• _TASKS AND EXERCISES_:
a - Answer these questions from the Feardorcha Ó Conaill biography:
(i) What pen name did he often use?
(ii) In what year was he ordained?
(iii) What post did he take at Radio Éireann in 1927?
b - Reproduce word for word the passage of the Feardorcha Ó Conaill biography from "Ó Conaill was" up to and including "Lansdowne Road, Dublin.".
c - Supply the next part of the Feardorcha Ó Conaill biography, starting after its final sentence.

• _EXCERPT TO READ_:
[start]

= Feardorcha Ó Conaill =

Feardorcha Ó Conaill or Frederick William O'Connell (22 October 1876 – 19 October 1929) was a Church of Ireland clergyman, writer, and translator to and from Irish often under the pen name Conall Cearnach (after the legendary hero). He is known especially for editing the work of Peadar Ó Laoghaire.

Ó Conaill was born in Newtown, Leenaun, County Galway to William Morgan O'Connell, a Church of Ireland canon, and his wife Catherine Donnelly. Leenaun was in the Gaeltacht of Connemara, and William's parents were fluent Irish-speakers who taught him the language at the age of six. He attended Trinity College, Dublin from 1891 and was ordained in 1902. He became rector of Achonry in 1907 and afterwards obtained a post as lecturer in Celtic languages and literature at Queen's University, Belfast.

Ó Conaill married Helen Young in 1905; they had three sons before she died of tuberculosis in 1925 after the couple moved to Dublin. He later married Marcella Graham, a French Catholic, and may have informally converted to Catholicism. He became assistant director of Radio Éireann in 1927, months before he was struck and killed by a bus driver while hailing a tram on Lansdowne Road, Dublin.

[end]

• _INFORMATION SUPPLIED_:

[start]

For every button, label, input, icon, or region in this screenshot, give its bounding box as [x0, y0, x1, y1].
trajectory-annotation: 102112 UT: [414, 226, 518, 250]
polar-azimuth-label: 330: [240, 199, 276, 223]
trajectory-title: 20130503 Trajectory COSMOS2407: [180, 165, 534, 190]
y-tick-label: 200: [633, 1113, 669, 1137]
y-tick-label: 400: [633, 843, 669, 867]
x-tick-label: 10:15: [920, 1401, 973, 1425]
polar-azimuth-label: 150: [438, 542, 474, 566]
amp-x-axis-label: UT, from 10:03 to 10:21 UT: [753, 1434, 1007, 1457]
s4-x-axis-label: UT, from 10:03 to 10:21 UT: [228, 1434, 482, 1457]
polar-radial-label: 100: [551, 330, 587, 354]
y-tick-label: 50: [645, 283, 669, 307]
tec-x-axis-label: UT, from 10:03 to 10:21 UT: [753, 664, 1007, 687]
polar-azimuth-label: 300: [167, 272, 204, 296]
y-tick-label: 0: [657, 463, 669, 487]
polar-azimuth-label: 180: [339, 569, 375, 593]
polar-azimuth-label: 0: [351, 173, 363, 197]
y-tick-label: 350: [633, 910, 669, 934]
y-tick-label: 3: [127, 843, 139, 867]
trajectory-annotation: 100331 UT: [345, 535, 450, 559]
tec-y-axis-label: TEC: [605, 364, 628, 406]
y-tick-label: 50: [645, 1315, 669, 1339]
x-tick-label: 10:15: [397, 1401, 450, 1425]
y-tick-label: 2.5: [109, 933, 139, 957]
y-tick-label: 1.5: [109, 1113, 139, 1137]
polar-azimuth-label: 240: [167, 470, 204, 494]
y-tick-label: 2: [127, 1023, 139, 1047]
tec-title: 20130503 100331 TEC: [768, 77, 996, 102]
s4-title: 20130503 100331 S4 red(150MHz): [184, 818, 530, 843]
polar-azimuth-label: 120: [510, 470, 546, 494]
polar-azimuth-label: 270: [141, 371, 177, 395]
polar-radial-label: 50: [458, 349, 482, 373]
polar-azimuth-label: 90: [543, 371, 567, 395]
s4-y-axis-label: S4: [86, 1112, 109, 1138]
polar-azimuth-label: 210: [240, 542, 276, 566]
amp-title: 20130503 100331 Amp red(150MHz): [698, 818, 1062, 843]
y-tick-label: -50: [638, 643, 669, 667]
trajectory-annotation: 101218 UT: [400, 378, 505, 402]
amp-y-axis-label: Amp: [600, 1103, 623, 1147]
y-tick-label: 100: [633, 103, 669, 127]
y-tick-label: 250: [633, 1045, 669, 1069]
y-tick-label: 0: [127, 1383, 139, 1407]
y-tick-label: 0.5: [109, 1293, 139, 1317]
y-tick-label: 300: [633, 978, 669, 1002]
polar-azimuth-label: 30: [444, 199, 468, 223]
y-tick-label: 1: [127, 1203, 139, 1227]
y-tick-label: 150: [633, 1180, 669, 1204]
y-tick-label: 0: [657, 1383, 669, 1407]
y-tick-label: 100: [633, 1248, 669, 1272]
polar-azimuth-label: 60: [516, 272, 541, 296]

[end]
[start]

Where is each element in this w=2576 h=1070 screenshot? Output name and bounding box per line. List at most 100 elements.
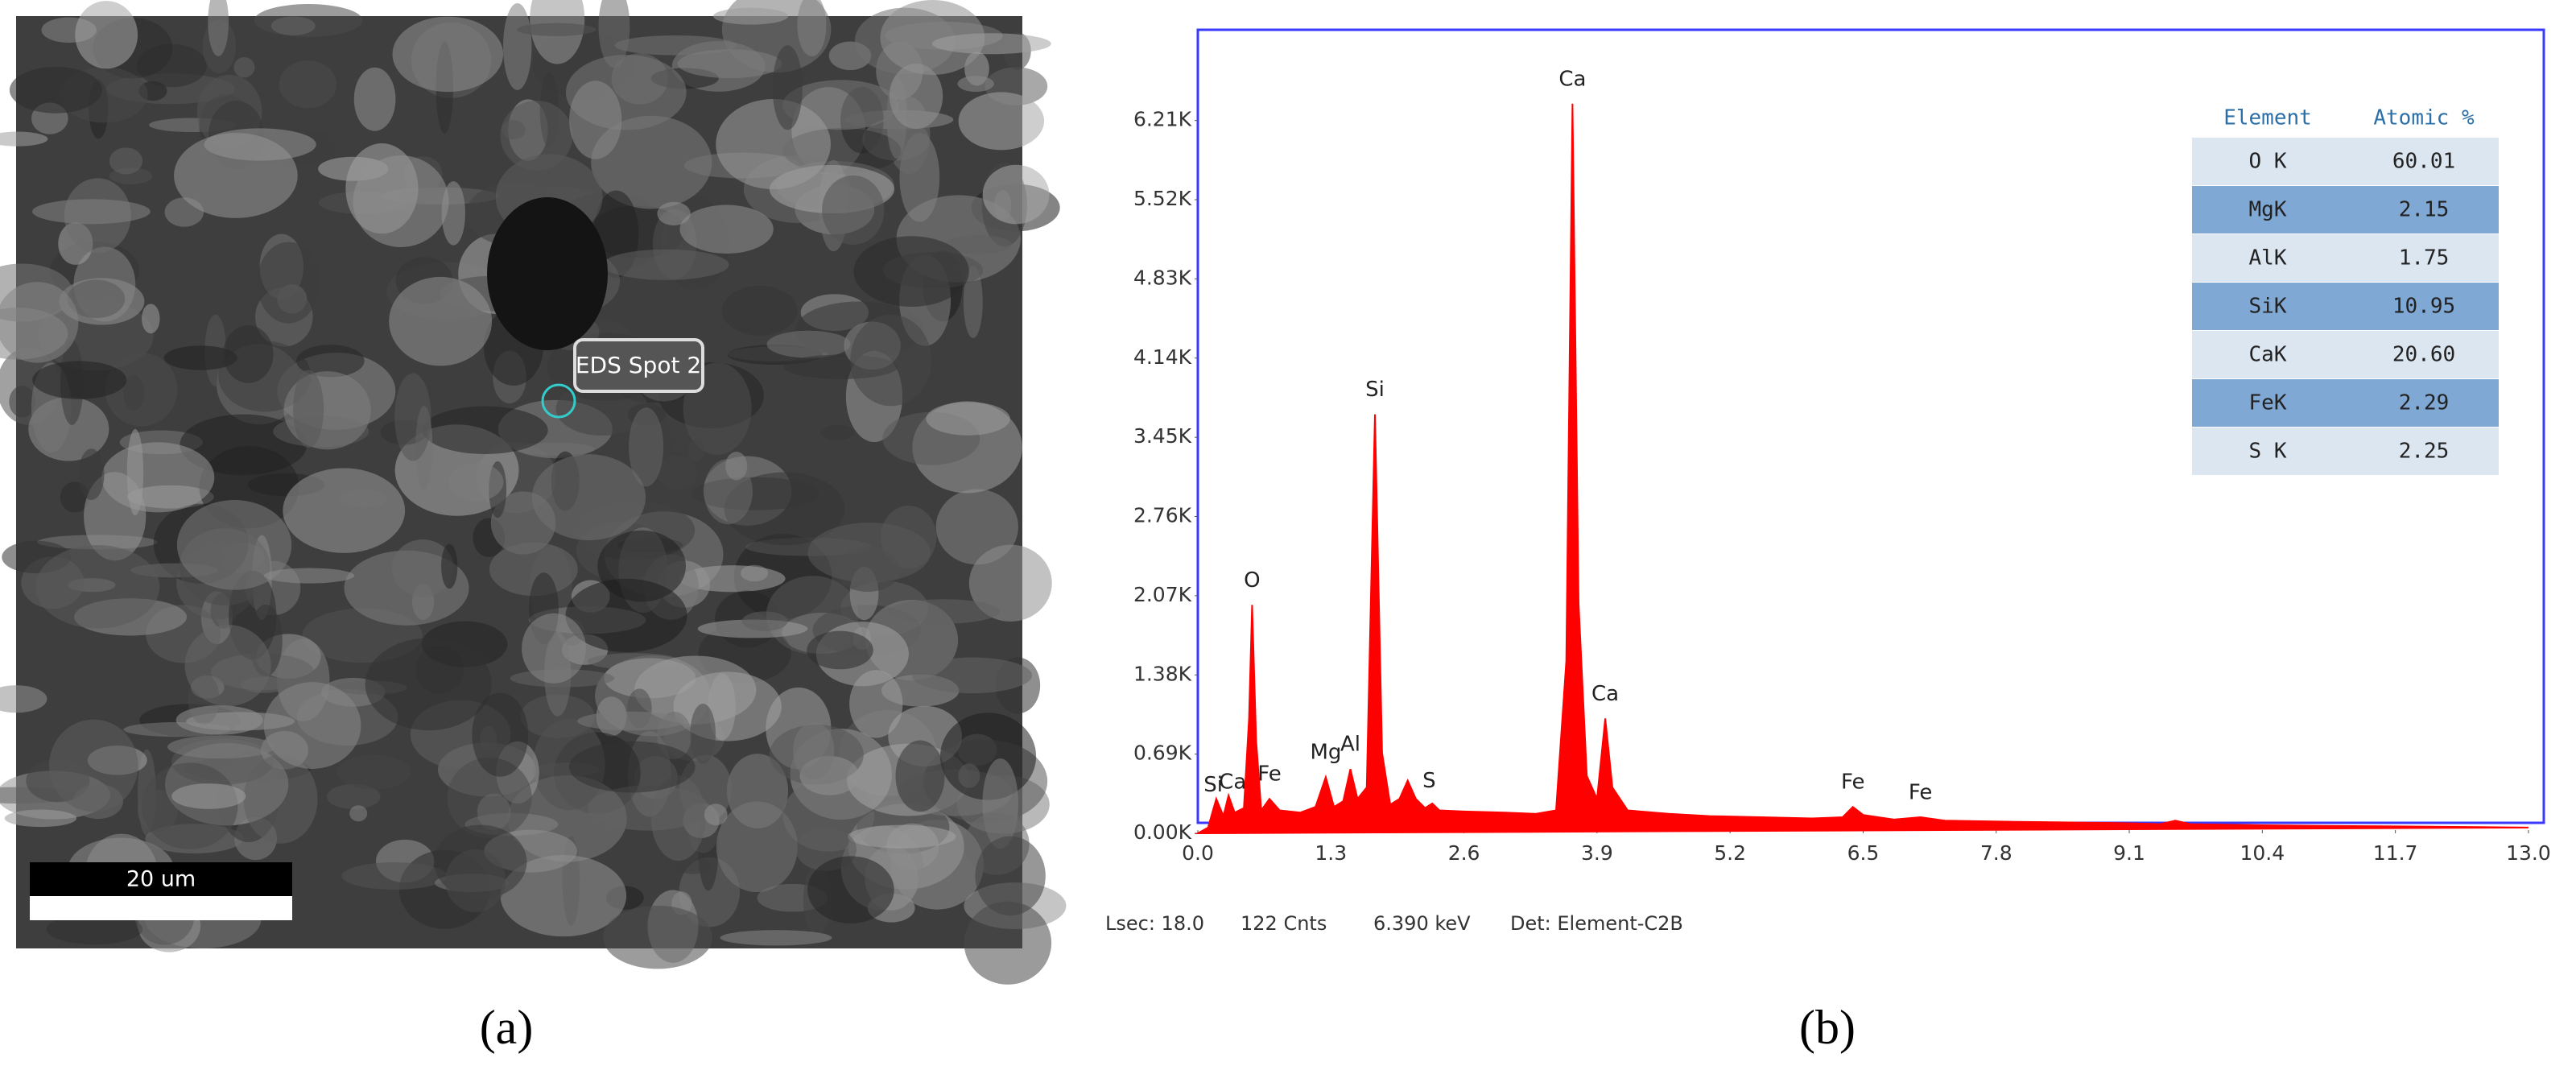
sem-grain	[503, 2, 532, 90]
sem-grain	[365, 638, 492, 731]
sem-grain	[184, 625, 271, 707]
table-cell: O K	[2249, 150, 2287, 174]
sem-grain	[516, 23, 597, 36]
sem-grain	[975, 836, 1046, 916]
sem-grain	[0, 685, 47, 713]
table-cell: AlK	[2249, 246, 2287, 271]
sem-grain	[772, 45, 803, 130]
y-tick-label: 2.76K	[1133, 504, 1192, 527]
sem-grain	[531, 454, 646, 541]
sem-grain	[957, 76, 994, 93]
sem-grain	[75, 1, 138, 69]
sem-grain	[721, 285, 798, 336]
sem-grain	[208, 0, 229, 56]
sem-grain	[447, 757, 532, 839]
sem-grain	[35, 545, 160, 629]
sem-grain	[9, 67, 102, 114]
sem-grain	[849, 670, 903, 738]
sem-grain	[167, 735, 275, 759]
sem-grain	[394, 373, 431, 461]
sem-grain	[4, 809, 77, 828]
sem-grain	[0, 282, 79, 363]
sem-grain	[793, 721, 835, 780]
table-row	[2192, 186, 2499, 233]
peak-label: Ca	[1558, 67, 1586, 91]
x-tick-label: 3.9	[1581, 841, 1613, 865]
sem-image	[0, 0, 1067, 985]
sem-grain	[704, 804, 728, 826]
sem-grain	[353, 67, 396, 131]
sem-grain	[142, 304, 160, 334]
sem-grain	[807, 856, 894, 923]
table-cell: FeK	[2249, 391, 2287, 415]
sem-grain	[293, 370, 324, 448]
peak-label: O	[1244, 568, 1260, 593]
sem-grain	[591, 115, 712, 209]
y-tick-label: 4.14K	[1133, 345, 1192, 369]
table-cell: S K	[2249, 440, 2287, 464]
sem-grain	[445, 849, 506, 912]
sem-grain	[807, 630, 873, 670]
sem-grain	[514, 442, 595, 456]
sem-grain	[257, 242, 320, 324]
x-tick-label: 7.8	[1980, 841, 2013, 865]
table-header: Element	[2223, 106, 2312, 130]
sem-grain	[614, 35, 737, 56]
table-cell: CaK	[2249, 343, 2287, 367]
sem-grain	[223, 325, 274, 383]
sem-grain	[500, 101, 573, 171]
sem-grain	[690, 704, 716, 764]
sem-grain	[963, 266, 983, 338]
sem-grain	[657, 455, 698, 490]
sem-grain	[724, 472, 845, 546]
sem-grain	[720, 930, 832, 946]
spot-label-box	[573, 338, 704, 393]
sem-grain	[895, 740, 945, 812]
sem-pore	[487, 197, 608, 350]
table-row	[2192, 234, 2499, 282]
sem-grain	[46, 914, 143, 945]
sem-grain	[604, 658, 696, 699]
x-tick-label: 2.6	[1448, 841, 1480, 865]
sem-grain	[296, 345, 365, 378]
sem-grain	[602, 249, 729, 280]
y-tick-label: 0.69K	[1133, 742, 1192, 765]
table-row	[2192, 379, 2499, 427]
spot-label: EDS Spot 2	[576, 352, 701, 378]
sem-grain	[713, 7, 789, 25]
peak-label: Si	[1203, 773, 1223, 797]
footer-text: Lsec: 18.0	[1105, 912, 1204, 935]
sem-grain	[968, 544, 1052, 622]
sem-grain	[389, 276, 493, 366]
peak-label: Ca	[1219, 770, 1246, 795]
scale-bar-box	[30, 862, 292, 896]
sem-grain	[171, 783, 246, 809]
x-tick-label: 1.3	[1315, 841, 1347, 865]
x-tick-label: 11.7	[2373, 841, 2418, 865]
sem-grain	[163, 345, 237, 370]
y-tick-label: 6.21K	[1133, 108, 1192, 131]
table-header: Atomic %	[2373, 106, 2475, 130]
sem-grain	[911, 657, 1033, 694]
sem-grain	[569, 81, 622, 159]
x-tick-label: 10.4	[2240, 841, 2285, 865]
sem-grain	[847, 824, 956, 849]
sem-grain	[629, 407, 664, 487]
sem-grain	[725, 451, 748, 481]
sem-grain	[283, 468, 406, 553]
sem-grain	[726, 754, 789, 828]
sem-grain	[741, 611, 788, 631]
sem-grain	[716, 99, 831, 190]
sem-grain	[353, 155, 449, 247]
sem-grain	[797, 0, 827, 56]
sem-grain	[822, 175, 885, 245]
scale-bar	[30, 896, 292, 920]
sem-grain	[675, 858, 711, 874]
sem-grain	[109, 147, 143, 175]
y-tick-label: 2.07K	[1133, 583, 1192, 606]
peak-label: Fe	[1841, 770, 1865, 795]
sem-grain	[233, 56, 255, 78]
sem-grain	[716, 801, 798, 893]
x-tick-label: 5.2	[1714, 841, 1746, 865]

[end]
[start]

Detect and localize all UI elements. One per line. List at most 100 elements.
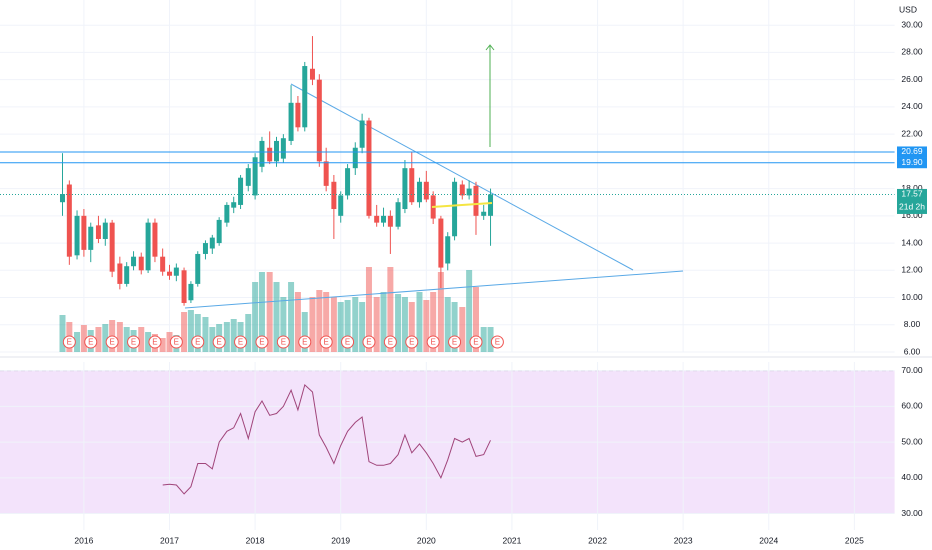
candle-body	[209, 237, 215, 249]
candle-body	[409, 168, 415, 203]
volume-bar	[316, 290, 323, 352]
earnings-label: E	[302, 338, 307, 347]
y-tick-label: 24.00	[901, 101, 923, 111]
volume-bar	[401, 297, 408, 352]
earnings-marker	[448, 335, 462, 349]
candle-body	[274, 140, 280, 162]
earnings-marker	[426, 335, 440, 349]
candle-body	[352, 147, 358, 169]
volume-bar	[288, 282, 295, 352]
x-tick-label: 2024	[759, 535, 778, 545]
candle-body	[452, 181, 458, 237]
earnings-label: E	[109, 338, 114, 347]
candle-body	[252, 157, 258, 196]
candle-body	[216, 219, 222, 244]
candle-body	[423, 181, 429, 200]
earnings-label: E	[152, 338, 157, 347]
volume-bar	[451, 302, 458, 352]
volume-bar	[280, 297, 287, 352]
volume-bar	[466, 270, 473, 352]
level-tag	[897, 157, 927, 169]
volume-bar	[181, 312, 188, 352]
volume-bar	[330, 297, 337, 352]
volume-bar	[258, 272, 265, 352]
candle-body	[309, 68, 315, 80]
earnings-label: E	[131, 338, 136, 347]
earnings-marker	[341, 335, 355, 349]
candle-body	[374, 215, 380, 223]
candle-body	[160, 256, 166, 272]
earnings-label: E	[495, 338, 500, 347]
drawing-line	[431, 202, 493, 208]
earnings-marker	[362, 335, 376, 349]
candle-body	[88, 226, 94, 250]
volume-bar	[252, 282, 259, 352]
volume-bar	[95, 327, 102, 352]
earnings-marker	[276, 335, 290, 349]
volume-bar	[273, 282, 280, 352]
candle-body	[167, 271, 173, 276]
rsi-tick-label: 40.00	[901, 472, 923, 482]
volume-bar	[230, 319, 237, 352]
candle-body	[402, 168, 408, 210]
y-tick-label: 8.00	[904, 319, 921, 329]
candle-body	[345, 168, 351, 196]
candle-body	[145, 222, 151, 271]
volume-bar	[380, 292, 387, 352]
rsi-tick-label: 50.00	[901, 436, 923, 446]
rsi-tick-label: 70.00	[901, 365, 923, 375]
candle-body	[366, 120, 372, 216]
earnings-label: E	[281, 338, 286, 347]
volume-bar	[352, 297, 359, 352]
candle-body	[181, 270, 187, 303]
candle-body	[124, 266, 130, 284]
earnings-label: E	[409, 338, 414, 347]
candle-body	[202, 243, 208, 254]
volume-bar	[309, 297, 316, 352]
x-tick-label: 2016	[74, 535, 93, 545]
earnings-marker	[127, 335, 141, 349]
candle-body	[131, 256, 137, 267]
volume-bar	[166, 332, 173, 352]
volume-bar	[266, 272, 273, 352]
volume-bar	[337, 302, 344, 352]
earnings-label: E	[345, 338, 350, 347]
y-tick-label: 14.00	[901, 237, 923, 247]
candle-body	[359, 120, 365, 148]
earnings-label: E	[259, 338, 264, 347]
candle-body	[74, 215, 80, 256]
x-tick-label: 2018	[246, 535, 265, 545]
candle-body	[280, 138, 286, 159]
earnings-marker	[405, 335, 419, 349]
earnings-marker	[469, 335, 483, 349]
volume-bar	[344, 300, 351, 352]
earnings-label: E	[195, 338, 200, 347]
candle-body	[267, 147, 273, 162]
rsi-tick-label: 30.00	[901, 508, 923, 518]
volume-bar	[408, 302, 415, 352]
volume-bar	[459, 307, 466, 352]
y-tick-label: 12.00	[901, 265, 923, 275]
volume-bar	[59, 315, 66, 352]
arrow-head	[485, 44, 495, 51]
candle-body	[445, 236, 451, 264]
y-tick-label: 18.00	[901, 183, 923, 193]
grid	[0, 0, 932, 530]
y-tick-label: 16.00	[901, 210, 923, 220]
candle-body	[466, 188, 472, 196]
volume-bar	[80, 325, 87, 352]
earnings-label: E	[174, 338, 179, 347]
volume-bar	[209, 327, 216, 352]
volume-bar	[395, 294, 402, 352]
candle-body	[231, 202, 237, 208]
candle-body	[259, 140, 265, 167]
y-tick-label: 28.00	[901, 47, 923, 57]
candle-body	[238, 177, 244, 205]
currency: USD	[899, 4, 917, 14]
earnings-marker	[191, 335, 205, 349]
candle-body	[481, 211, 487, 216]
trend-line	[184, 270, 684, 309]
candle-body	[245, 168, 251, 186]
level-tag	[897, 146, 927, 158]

[end]

• _SOLVED PROBLEMS_:
a -
(i) Conall Cearnach
(ii) 1902
(iii) Assistant director

b -
Ó Conaill was born in Newtown, Leenaun, County Galway to William Morgan O'Connell, a Church of Ireland canon, and his wife Catherine Donnelly. Leenaun was in the Gaeltacht of Connemara, and William's parents were fluent Irish-speakers who taught him the language at the age of six. He attended Trinity College, Dublin from 1891 and was ordained in 1902. He became rector of Achonry in 1907 and afterwards obtained a post as lecturer in Celtic languages and literature at Queen's University, Belfast.

Ó Conaill married Helen Young in 1905; they had three sons before she died of tuberculosis in 1925 after the couple moved to Dublin. He later married Marcella Graham, a French Catholic, and may have informally converted to Catholicism. He became assistant director of Radio Éireann in 1927, months before he was struck and killed by a bus driver while hailing a tram on Lansdowne Road, Dublin.

c -
==Bibliography==
He translated works from Spanish, Persian and Arabic.
- A Grammar of Old Irish Belfast, Mayne, 1912
- The Writings on the Wall Dublin, Gill, 1915
- The Age of Whitewash Dublin, Gill, 1921
- The Fatal Move and Other Stories Dublin, Gill, 1924; Swan River Press, 2021
- An Irish Corpus Astronomiae with R.M. Henry, London and Belfast, 1915
- Don Quixote by M. Cervantes (translation)
- The Midnight Court by Brian Merriman (translation)
- My Own Story by an tAth. Peadar Ó Laoghaire (translation)
- Three Shafts of Death by Seathrún Céitinn (translation)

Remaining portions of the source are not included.